**Given task A**
List every color named in the post about recovering chairs with oilcloth.

**Text**

Now that we’ve sewn some simple oilcloth projects, let’s tackle a complicated one…like recovering a chair or barstool. In fact, my chair-covering project is what spawned the idea for our Don’t Fear the Fabric series. I knew I wanted to share the finished chairs with you. But rather than just sharing one post, it seemed better to do a series of posts and projects….so you can ease your way into a new textile.
So about 5 years ago I made these oilcloth covers for my chairs/barstools.
And they were fantastic and held up great for 4 years! (till the fabric got a small tear and baby Clara started tugging at it)
So it was time to make new covers.
And I knew I wanted to use oilcloth again because the fabric is waterproof! and can be wiped clean…..which is priceless with little kids in the house. And I love having a comfy stool to sit on when I’m sitting at the bar…..which makes oilcloth the perfect fabric choice.
When we moved to our new house in February I bought more stools.
And I asked for your input on my fabric selection, so I could make covers for all 6 chairs:
I couldn’t believe your responses!
Some of you felt very strongly in one direction or another.
I was actually nervous that if I went with sunflowers, some of you might never read my blog again!
So what did I do with all that input??
I laid out some orange fabric and the kids climbed all over it.
Cause when one comes, they all come.
And it gets a little crowded for Clara
So the real answer is Yes! Orange!
I went with the same orange toile that I had used before.
I know. It sounds boring. But there was a (reasonable) thought-process I went through…..to get right back where I started from.
And after a few weeks of sewing (on and off), I had a pile of pretty covers, which turned into a row of pretty chairs!
No corn flowers (though I still think the yellow corn flower would be cute).
Instead we’ve got a whole lot of orange, to contrast with the turquoise backsplash.
Now I’ll admit, even after sewing all these covers (which took longer than I thought they would…even with my assembly line sewing skillz) I’m still not 100% sure they’re the final answer. So I might surprise you one day with another set of chair covers.

**Data records**
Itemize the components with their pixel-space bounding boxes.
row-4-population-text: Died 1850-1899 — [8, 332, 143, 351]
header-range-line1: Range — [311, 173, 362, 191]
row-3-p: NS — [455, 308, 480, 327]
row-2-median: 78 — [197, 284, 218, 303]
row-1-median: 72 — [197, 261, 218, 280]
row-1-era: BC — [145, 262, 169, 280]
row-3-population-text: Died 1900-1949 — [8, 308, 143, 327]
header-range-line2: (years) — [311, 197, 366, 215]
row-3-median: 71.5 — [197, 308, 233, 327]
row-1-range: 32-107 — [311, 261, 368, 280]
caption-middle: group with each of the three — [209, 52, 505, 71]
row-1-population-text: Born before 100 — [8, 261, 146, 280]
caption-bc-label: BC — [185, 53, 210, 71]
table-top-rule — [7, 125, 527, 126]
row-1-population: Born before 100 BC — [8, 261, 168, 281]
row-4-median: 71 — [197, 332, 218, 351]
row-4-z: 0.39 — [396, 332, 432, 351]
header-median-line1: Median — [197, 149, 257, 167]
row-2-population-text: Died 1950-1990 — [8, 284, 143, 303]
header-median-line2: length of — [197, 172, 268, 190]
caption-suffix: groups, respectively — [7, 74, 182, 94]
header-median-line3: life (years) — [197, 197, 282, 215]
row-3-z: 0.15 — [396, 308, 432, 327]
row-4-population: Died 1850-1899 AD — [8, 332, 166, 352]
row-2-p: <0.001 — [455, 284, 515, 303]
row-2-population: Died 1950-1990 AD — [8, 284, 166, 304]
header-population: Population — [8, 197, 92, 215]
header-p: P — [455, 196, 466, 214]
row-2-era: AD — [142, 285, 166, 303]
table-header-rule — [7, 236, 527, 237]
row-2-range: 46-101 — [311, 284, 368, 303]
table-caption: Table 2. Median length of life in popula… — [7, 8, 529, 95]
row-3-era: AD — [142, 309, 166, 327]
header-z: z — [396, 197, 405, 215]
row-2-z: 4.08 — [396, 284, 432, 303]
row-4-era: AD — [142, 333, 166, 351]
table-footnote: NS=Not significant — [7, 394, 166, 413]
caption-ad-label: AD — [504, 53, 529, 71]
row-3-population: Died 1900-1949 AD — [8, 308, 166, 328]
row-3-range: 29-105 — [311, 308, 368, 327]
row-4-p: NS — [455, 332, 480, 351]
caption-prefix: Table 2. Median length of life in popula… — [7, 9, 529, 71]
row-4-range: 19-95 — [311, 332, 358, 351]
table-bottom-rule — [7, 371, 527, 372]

**Given task B**
Copy the entries from their first line down through the line containing "row-1-population-text: Born before", including both of those lines.

**Response A**
orange, yellow, turquoise

**Response B**
Itemize the components with their pixel-space bounding boxes.
row-4-population-text: Died 1850-1899 — [8, 332, 143, 351]
header-range-line1: Range — [311, 173, 362, 191]
row-3-p: NS — [455, 308, 480, 327]
row-2-median: 78 — [197, 284, 218, 303]
row-1-median: 72 — [197, 261, 218, 280]
row-1-era: BC — [145, 262, 169, 280]
row-3-population-text: Died 1900-1949 — [8, 308, 143, 327]
header-range-line2: (years) — [311, 197, 366, 215]
row-3-median: 71.5 — [197, 308, 233, 327]
row-1-range: 32-107 — [311, 261, 368, 280]
caption-middle: group with each of the three — [209, 52, 505, 71]
row-1-population-text: Born before 100 — [8, 261, 146, 280]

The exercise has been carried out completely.